* **GIVEN INSTRUCTION**: Collect every line of the records below that contains the word "ffffff".

* **DATA FOR THIS EXERCISE**:

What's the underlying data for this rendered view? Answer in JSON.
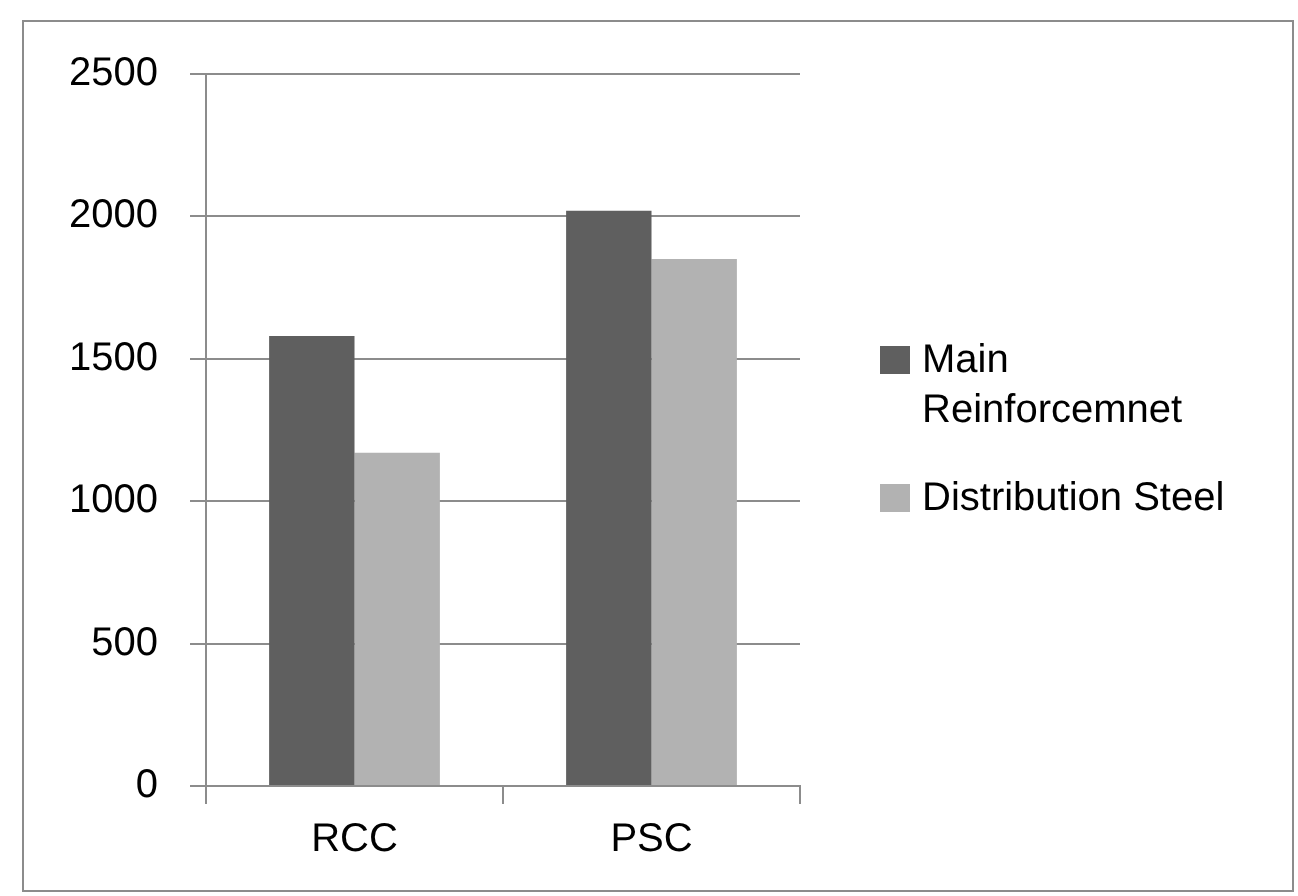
{
  "chart_data": {
    "type": "bar",
    "categories": [
      "RCC",
      "PSC"
    ],
    "series": [
      {
        "name": "Main Reinforcemnet",
        "color": "#5f5f5f",
        "values": [
          1580,
          2020
        ]
      },
      {
        "name": "Distribution Steel",
        "color": "#b2b2b2",
        "values": [
          1170,
          1850
        ]
      }
    ],
    "ylim": [
      0,
      2500
    ],
    "yticks": [
      0,
      500,
      1000,
      1500,
      2000,
      2500
    ],
    "grid": "y",
    "legend": "right"
  }
}
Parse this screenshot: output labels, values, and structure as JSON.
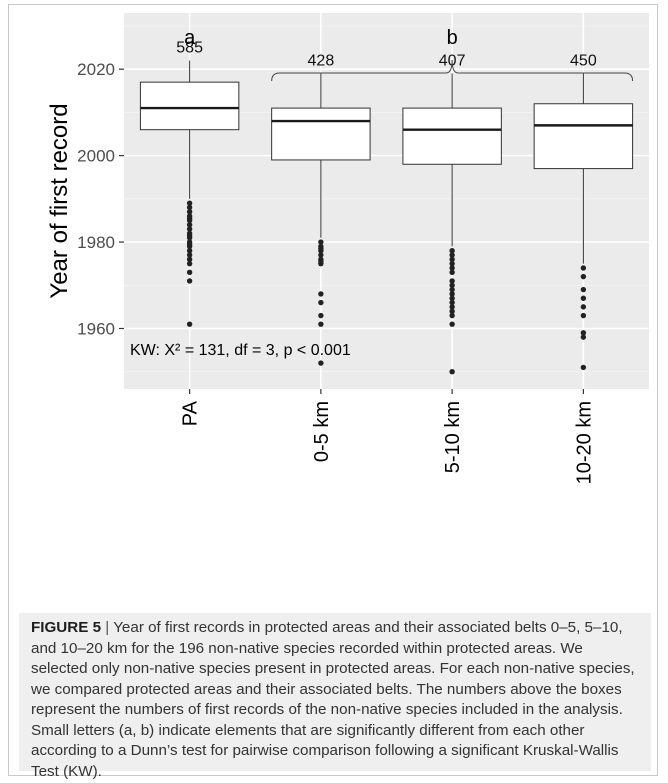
{
  "chart_data": {
    "type": "box",
    "categories": [
      "PA",
      "0-5 km",
      "5-10 km",
      "10-20 km"
    ],
    "ylabel": "Year of first record",
    "yticks": [
      1960,
      1980,
      2000,
      2020
    ],
    "ylim": [
      1946,
      2033
    ],
    "boxes": [
      {
        "category": "PA",
        "n": "585",
        "whisker_low": 1990,
        "q1": 2006,
        "median": 2011,
        "q3": 2017,
        "whisker_high": 2022,
        "outliers": [
          1989,
          1988,
          1987,
          1986,
          1985.5,
          1985,
          1984,
          1983,
          1982,
          1981.5,
          1981,
          1980,
          1979.5,
          1979,
          1978,
          1977,
          1976,
          1975,
          1973,
          1971,
          1961
        ]
      },
      {
        "category": "0-5 km",
        "n": "428",
        "whisker_low": 1981,
        "q1": 1999,
        "median": 2008,
        "q3": 2011,
        "whisker_high": 2019,
        "outliers": [
          1980,
          1979,
          1978.5,
          1978,
          1977,
          1976,
          1975.5,
          1975,
          1968,
          1966,
          1963,
          1961,
          1952
        ]
      },
      {
        "category": "5-10 km",
        "n": "407",
        "whisker_low": 1979,
        "q1": 1998,
        "median": 2006,
        "q3": 2011,
        "whisker_high": 2019,
        "outliers": [
          1978,
          1977,
          1976,
          1975,
          1974,
          1973,
          1971,
          1970,
          1969,
          1968,
          1967,
          1966,
          1965,
          1964,
          1963,
          1961,
          1950
        ]
      },
      {
        "category": "10-20 km",
        "n": "450",
        "whisker_low": 1975,
        "q1": 1997,
        "median": 2007,
        "q3": 2012,
        "whisker_high": 2019,
        "outliers": [
          1974,
          1972,
          1969,
          1967,
          1965,
          1963,
          1959,
          1958,
          1951
        ]
      }
    ],
    "group_letters": [
      {
        "label": "a",
        "covers": [
          "PA"
        ]
      },
      {
        "label": "b",
        "covers": [
          "0-5 km",
          "5-10 km",
          "10-20 km"
        ]
      }
    ],
    "annotation": "KW: X² = 131, df = 3, p < 0.001",
    "grid": true
  },
  "caption": {
    "label": "FIGURE 5",
    "separator": "|",
    "text": "Year of first records in protected areas and their associated belts 0–5, 5–10, and 10–20 km for the 196 non-native species recorded within protected areas. We selected only non-native species present in protected areas. For each non-native species, we compared protected areas and their associated belts. The numbers above the boxes represent the numbers of first records of the non-native species included in the analysis. Small letters (a, b) indicate elements that are significantly different from each other according to a Dunn’s test for pairwise comparison following a significant Kruskal-Wallis Test (KW)."
  },
  "colors": {
    "panel": "#ebebeb",
    "grid_major": "#ffffff",
    "box_fill": "#ffffff",
    "box_stroke": "#333333",
    "median": "#1a1a1a",
    "outlier": "#222222",
    "axis_text": "#4d4d4d",
    "title_text": "#000000"
  }
}
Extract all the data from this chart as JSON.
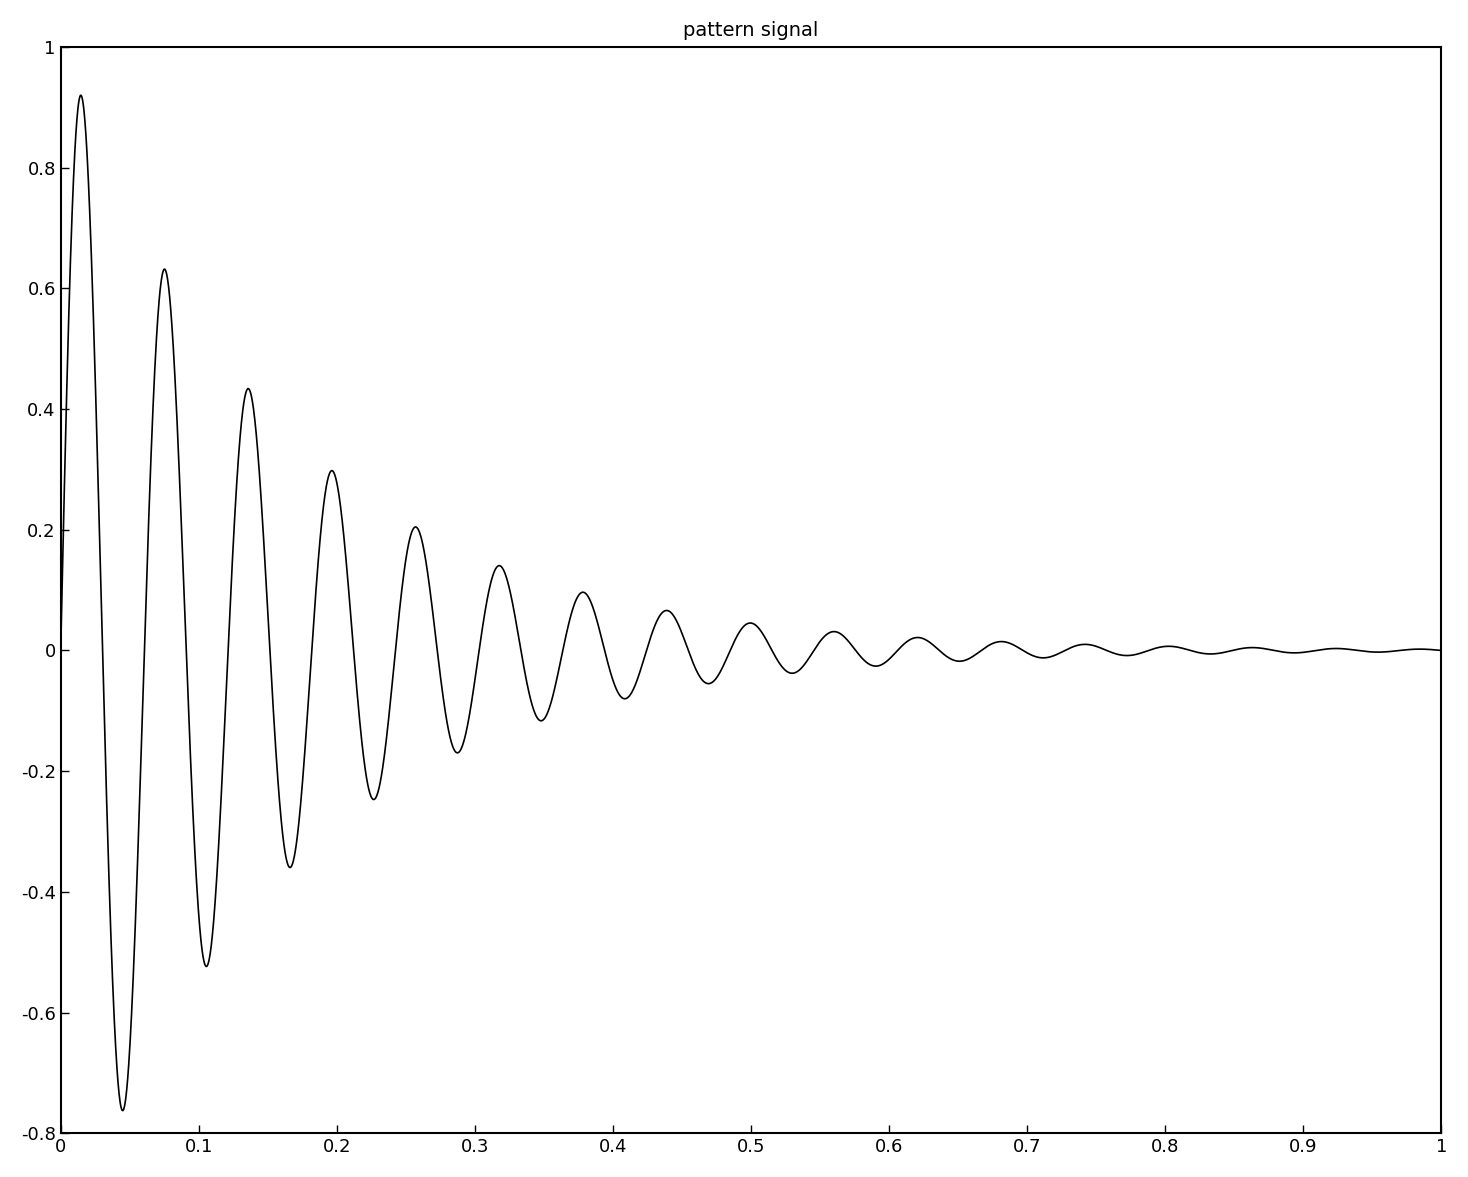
{
  "title": "pattern signal",
  "xlim": [
    0,
    1
  ],
  "ylim": [
    -0.8,
    1.0
  ],
  "xticks": [
    0,
    0.1,
    0.2,
    0.3,
    0.4,
    0.5,
    0.6,
    0.7,
    0.8,
    0.9,
    1
  ],
  "yticks": [
    -0.8,
    -0.6,
    -0.4,
    -0.2,
    0,
    0.2,
    0.4,
    0.6,
    0.8,
    1
  ],
  "line_color": "#000000",
  "background_color": "#ffffff",
  "title_fontsize": 14,
  "signal_duration": 1.0,
  "sample_rate": 4096,
  "damping": 5.0,
  "freq": 20.0,
  "initial_amplitude": 1.0
}
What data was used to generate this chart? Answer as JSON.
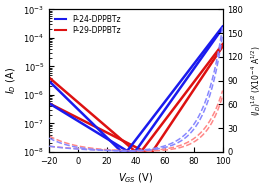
{
  "xlabel": "$V_{GS}$ (V)",
  "ylabel_left": "$I_D$ (A)",
  "ylabel_right": "$(I_D)^{1/2}$ (X10$^{-4}$ A$^{1/2}$)",
  "xlim": [
    -20,
    100
  ],
  "ylim_log": [
    1e-08,
    0.001
  ],
  "ylim_right": [
    0,
    180
  ],
  "xticks": [
    -20,
    0,
    20,
    40,
    60,
    80,
    100
  ],
  "yticks_right": [
    0,
    30,
    60,
    90,
    120,
    150,
    180
  ],
  "legend": [
    "P-24-DPPBTz",
    "P-29-DPPBTz"
  ],
  "blue": "#1a1aee",
  "red": "#dd1111",
  "blue_dashed": "#8888ff",
  "red_dashed": "#ff8888",
  "bg_color": "#ffffff",
  "lw_solid": 1.8,
  "lw_dashed": 1.1,
  "legend_fontsize": 5.5,
  "tick_fontsize": 6,
  "label_fontsize": 7,
  "ylabel_right_fontsize": 5.5
}
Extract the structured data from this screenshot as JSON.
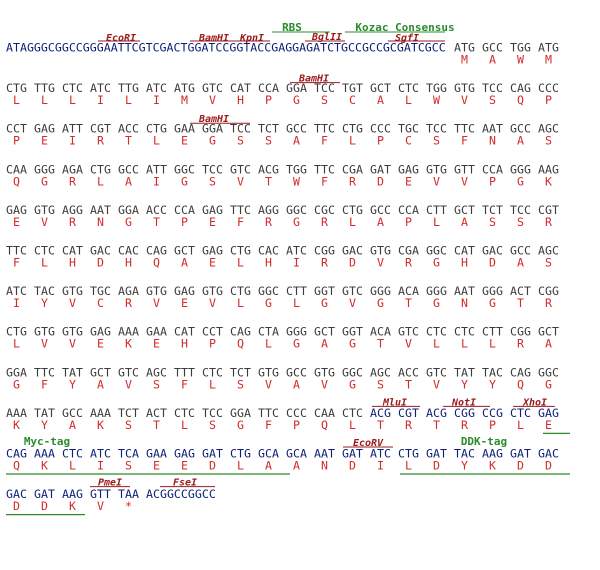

* **ANSWER TO THIS TASK**:
    "grid_major": "#ffffff",
    "box_fill": "#ffffff",
  "background_color": "#ffffff",
  "bg_color": "#ffffff",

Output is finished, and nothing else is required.